Short problem. Each entry below should be written out exactly as it is, with no pictures.

Task material.
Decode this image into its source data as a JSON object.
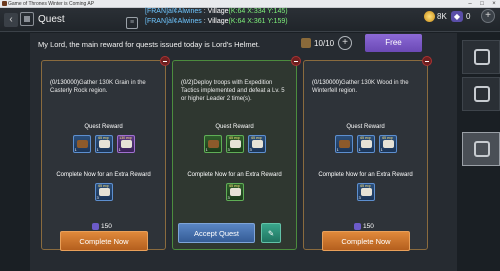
{
  "window": {
    "title": "Game of Thrones Winter is Coming AP"
  },
  "topbar": {
    "title": "Quest",
    "chat": [
      {
        "tag": "[FRAN]",
        "name": "àî¢Alwines",
        "sep": " : ",
        "loc": "Village",
        "coord": "(K:64 X:334 Y:145)"
      },
      {
        "tag": "[FRAN]",
        "name": "àî¢Alwines",
        "sep": " : ",
        "loc": "Village",
        "coord": "(K:64 X:361 Y:159)"
      }
    ],
    "gold": "8K",
    "gems": "0"
  },
  "header": {
    "message": "My Lord, the main reward for quests issued today is Lord's Helmet.",
    "quest_count": "10/10",
    "free_label": "Free"
  },
  "cards": [
    {
      "progress": "(0/130000)",
      "text": "Gather 130K Grain in the Casterly Rock region.",
      "reward_title": "Quest Reward",
      "extra_title": "Complete Now for an Extra Reward",
      "rewards": [
        {
          "tag": "",
          "qty": "1",
          "kind": "chest",
          "color": "blue"
        },
        {
          "tag": "65 exp",
          "qty": "1",
          "kind": "scroll",
          "color": "blue"
        },
        {
          "tag": "130 exp",
          "qty": "1",
          "kind": "scroll",
          "color": "purple"
        }
      ],
      "extra": [
        {
          "tag": "65 exp",
          "qty": "3",
          "kind": "scroll",
          "color": "blue"
        }
      ],
      "cost": "150",
      "button": "Complete Now"
    },
    {
      "progress": "(0/2)",
      "text": "Deploy troops with Expedition Tactics implemented and defeat a Lv. 5 or higher Leader 2 time(s).",
      "reward_title": "Quest Reward",
      "extra_title": "Complete Now for an Extra Reward",
      "rewards": [
        {
          "tag": "",
          "qty": "1",
          "kind": "chest",
          "color": "green"
        },
        {
          "tag": "65 exp",
          "qty": "3",
          "kind": "scroll",
          "color": "green"
        },
        {
          "tag": "65 exp",
          "qty": "3",
          "kind": "scroll",
          "color": "blue"
        }
      ],
      "extra": [
        {
          "tag": "65 exp",
          "qty": "3",
          "kind": "scroll",
          "color": "green"
        }
      ],
      "cost": "",
      "button": "Accept Quest"
    },
    {
      "progress": "(0/130000)",
      "text": "Gather 130K Wood in the Winterfell region.",
      "reward_title": "Quest Reward",
      "extra_title": "Complete Now for an Extra Reward",
      "rewards": [
        {
          "tag": "",
          "qty": "1",
          "kind": "chest",
          "color": "blue"
        },
        {
          "tag": "65 exp",
          "qty": "1",
          "kind": "scroll",
          "color": "blue"
        },
        {
          "tag": "65 exp",
          "qty": "1",
          "kind": "scroll",
          "color": "blue"
        }
      ],
      "extra": [
        {
          "tag": "65 exp",
          "qty": "3",
          "kind": "scroll",
          "color": "blue"
        }
      ],
      "cost": "150",
      "button": "Complete Now"
    }
  ],
  "side_tabs": [
    {
      "name": "quest-map-icon",
      "active": false
    },
    {
      "name": "shield-sword-icon",
      "active": false
    },
    {
      "name": "banner-icon",
      "active": true
    }
  ]
}
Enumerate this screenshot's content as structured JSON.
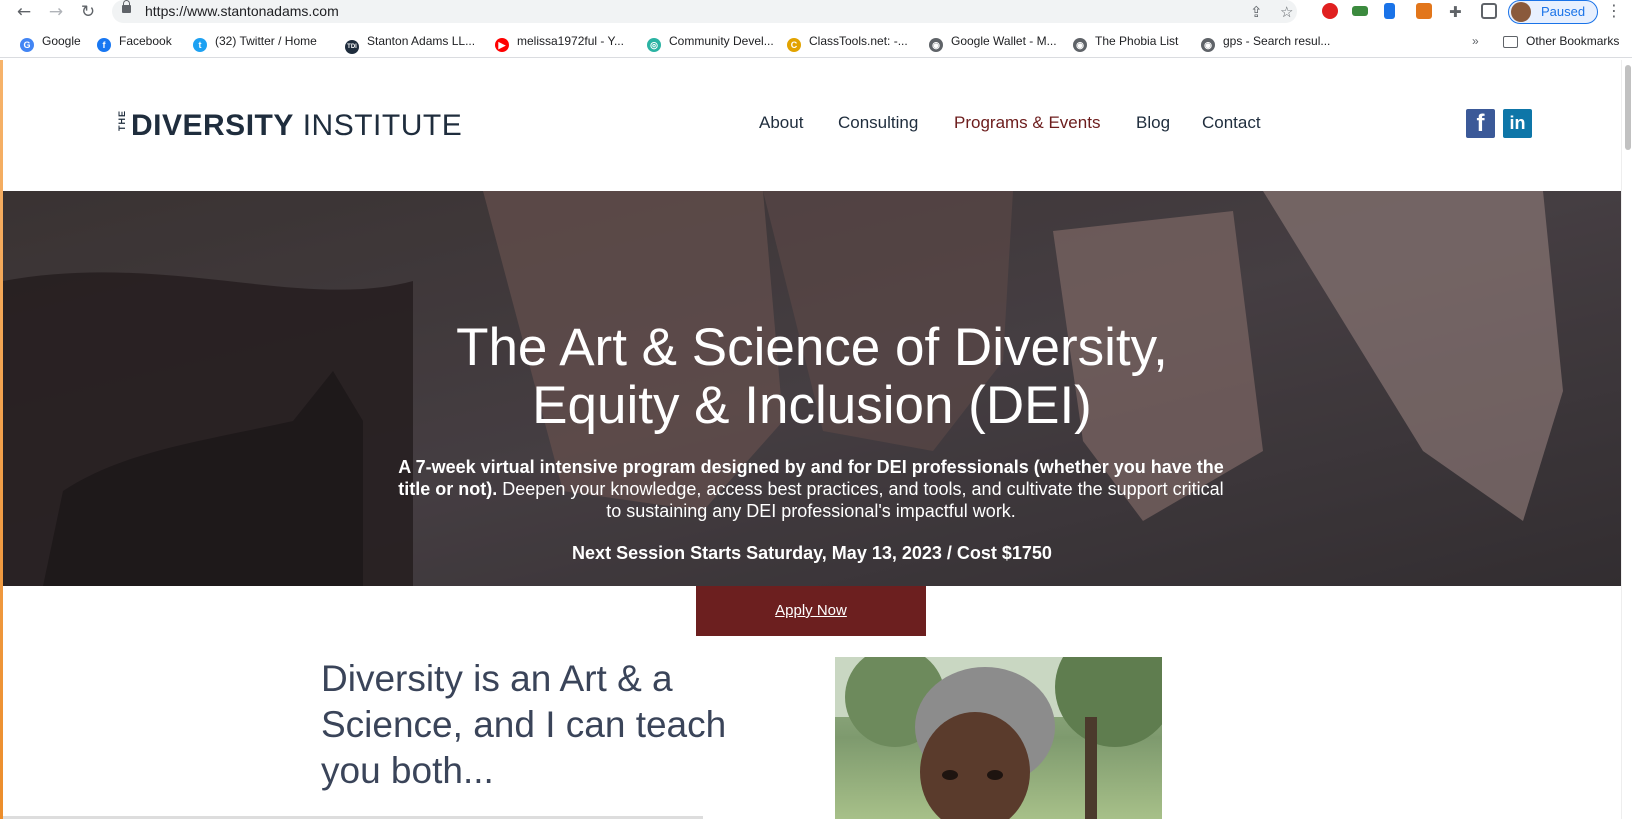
{
  "browser": {
    "url": "https://www.stantonadams.com",
    "profile_label": "Paused",
    "bookmarks": [
      {
        "label": "Google",
        "icon": "google-icon",
        "color": "#4285f4",
        "glyph": "G"
      },
      {
        "label": "Facebook",
        "icon": "facebook-icon",
        "color": "#1877f2",
        "glyph": "f"
      },
      {
        "label": "(32) Twitter / Home",
        "icon": "twitter-icon",
        "color": "#1da1f2",
        "glyph": "t"
      },
      {
        "label": "Stanton Adams LL...",
        "icon": "tdi-icon",
        "color": "#1f2d3d",
        "glyph": "TDI"
      },
      {
        "label": "melissa1972ful - Y...",
        "icon": "youtube-icon",
        "color": "#ff0000",
        "glyph": "▶"
      },
      {
        "label": "Community Devel...",
        "icon": "community-icon",
        "color": "#2bb3a3",
        "glyph": "◎"
      },
      {
        "label": "ClassTools.net: -...",
        "icon": "classtools-icon",
        "color": "#e2a300",
        "glyph": "C"
      },
      {
        "label": "Google Wallet - M...",
        "icon": "globe-icon",
        "color": "#5f6368",
        "glyph": "◉"
      },
      {
        "label": "The Phobia List",
        "icon": "globe-icon",
        "color": "#5f6368",
        "glyph": "◉"
      },
      {
        "label": "gps - Search resul...",
        "icon": "globe-icon",
        "color": "#5f6368",
        "glyph": "◉"
      }
    ],
    "more_bookmarks": "»",
    "other_bookmarks": "Other Bookmarks"
  },
  "site": {
    "logo": {
      "the": "THE",
      "diversity": "DIVERSITY",
      "institute": " INSTITUTE"
    },
    "nav": [
      "About",
      "Consulting",
      "Programs & Events",
      "Blog",
      "Contact"
    ],
    "active_nav": "Programs & Events",
    "social": {
      "facebook": "f",
      "linkedin": "in"
    },
    "colors": {
      "accent": "#6c1c1c",
      "navy": "#1f2d3d",
      "facebook": "#3b5998",
      "linkedin": "#0e76a8"
    }
  },
  "hero": {
    "title_line1": "The Art & Science of Diversity,",
    "title_line2": "Equity & Inclusion (DEI)",
    "desc_bold": "A 7-week virtual intensive program designed by and for DEI professionals (whether you have the title or not).",
    "desc_rest": " Deepen your knowledge, access best practices, and tools, and cultivate the support critical to sustaining any DEI professional's impactful work.",
    "next_session": "Next Session Starts Saturday, May 13, 2023 / Cost $1750"
  },
  "cta": {
    "apply_label": "Apply Now"
  },
  "intro": {
    "headline": "Diversity is an Art & a Science, and I can teach you both..."
  }
}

Completed task.
Decode this image into its source data as a JSON object.
{
  "window": {
    "title": "Game of Thrones Winter is Coming AP"
  },
  "topbar": {
    "title": "Quest",
    "chat": [
      {
        "tag": "[FRAN]",
        "name": "àî¢Alwines",
        "sep": " : ",
        "loc": "Village",
        "coord": "(K:64 X:334 Y:145)"
      },
      {
        "tag": "[FRAN]",
        "name": "àî¢Alwines",
        "sep": " : ",
        "loc": "Village",
        "coord": "(K:64 X:361 Y:159)"
      }
    ],
    "gold": "8K",
    "gems": "0"
  },
  "header": {
    "message": "My Lord, the main reward for quests issued today is Lord's Helmet.",
    "quest_count": "10/10",
    "free_label": "Free"
  },
  "cards": [
    {
      "progress": "(0/130000)",
      "text": "Gather 130K Grain in the Casterly Rock region.",
      "reward_title": "Quest Reward",
      "extra_title": "Complete Now for an Extra Reward",
      "rewards": [
        {
          "tag": "",
          "qty": "1",
          "kind": "chest",
          "color": "blue"
        },
        {
          "tag": "65 exp",
          "qty": "1",
          "kind": "scroll",
          "color": "blue"
        },
        {
          "tag": "130 exp",
          "qty": "1",
          "kind": "scroll",
          "color": "purple"
        }
      ],
      "extra": [
        {
          "tag": "65 exp",
          "qty": "3",
          "kind": "scroll",
          "color": "blue"
        }
      ],
      "cost": "150",
      "button": "Complete Now"
    },
    {
      "progress": "(0/2)",
      "text": "Deploy troops with Expedition Tactics implemented and defeat a Lv. 5 or higher Leader 2 time(s).",
      "reward_title": "Quest Reward",
      "extra_title": "Complete Now for an Extra Reward",
      "rewards": [
        {
          "tag": "",
          "qty": "1",
          "kind": "chest",
          "color": "green"
        },
        {
          "tag": "65 exp",
          "qty": "3",
          "kind": "scroll",
          "color": "green"
        },
        {
          "tag": "65 exp",
          "qty": "3",
          "kind": "scroll",
          "color": "blue"
        }
      ],
      "extra": [
        {
          "tag": "65 exp",
          "qty": "3",
          "kind": "scroll",
          "color": "green"
        }
      ],
      "cost": "",
      "button": "Accept Quest"
    },
    {
      "progress": "(0/130000)",
      "text": "Gather 130K Wood in the Winterfell region.",
      "reward_title": "Quest Reward",
      "extra_title": "Complete Now for an Extra Reward",
      "rewards": [
        {
          "tag": "",
          "qty": "1",
          "kind": "chest",
          "color": "blue"
        },
        {
          "tag": "65 exp",
          "qty": "1",
          "kind": "scroll",
          "color": "blue"
        },
        {
          "tag": "65 exp",
          "qty": "1",
          "kind": "scroll",
          "color": "blue"
        }
      ],
      "extra": [
        {
          "tag": "65 exp",
          "qty": "3",
          "kind": "scroll",
          "color": "blue"
        }
      ],
      "cost": "150",
      "button": "Complete Now"
    }
  ],
  "side_tabs": [
    {
      "name": "quest-map-icon",
      "active": false
    },
    {
      "name": "shield-sword-icon",
      "active": false
    },
    {
      "name": "banner-icon",
      "active": true
    }
  ]
}
Enumerate this screenshot's content as structured JSON.
{
  "browser": {
    "url": "https://www.stantonadams.com",
    "profile_label": "Paused",
    "bookmarks": [
      {
        "label": "Google",
        "icon": "google-icon",
        "color": "#4285f4",
        "glyph": "G"
      },
      {
        "label": "Facebook",
        "icon": "facebook-icon",
        "color": "#1877f2",
        "glyph": "f"
      },
      {
        "label": "(32) Twitter / Home",
        "icon": "twitter-icon",
        "color": "#1da1f2",
        "glyph": "t"
      },
      {
        "label": "Stanton Adams LL...",
        "icon": "tdi-icon",
        "color": "#1f2d3d",
        "glyph": "TDI"
      },
      {
        "label": "melissa1972ful - Y...",
        "icon": "youtube-icon",
        "color": "#ff0000",
        "glyph": "▶"
      },
      {
        "label": "Community Devel...",
        "icon": "community-icon",
        "color": "#2bb3a3",
        "glyph": "◎"
      },
      {
        "label": "ClassTools.net: -...",
        "icon": "classtools-icon",
        "color": "#e2a300",
        "glyph": "C"
      },
      {
        "label": "Google Wallet - M...",
        "icon": "globe-icon",
        "color": "#5f6368",
        "glyph": "◉"
      },
      {
        "label": "The Phobia List",
        "icon": "globe-icon",
        "color": "#5f6368",
        "glyph": "◉"
      },
      {
        "label": "gps - Search resul...",
        "icon": "globe-icon",
        "color": "#5f6368",
        "glyph": "◉"
      }
    ],
    "more_bookmarks": "»",
    "other_bookmarks": "Other Bookmarks"
  },
  "site": {
    "logo": {
      "the": "THE",
      "diversity": "DIVERSITY",
      "institute": " INSTITUTE"
    },
    "nav": [
      "About",
      "Consulting",
      "Programs & Events",
      "Blog",
      "Contact"
    ],
    "active_nav": "Programs & Events",
    "social": {
      "facebook": "f",
      "linkedin": "in"
    },
    "colors": {
      "accent": "#6c1c1c",
      "navy": "#1f2d3d",
      "facebook": "#3b5998",
      "linkedin": "#0e76a8"
    }
  },
  "hero": {
    "title_line1": "The Art & Science of Diversity,",
    "title_line2": "Equity & Inclusion (DEI)",
    "desc_bold": "A 7-week virtual intensive program designed by and for DEI professionals (whether you have the title or not).",
    "desc_rest": " Deepen your knowledge, access best practices, and tools, and cultivate the support critical to sustaining any DEI professional's impactful work.",
    "next_session": "Next Session Starts Saturday, May 13, 2023 / Cost $1750"
  },
  "cta": {
    "apply_label": "Apply Now"
  },
  "intro": {
    "headline": "Diversity is an Art & a Science, and I can teach you both..."
  }
}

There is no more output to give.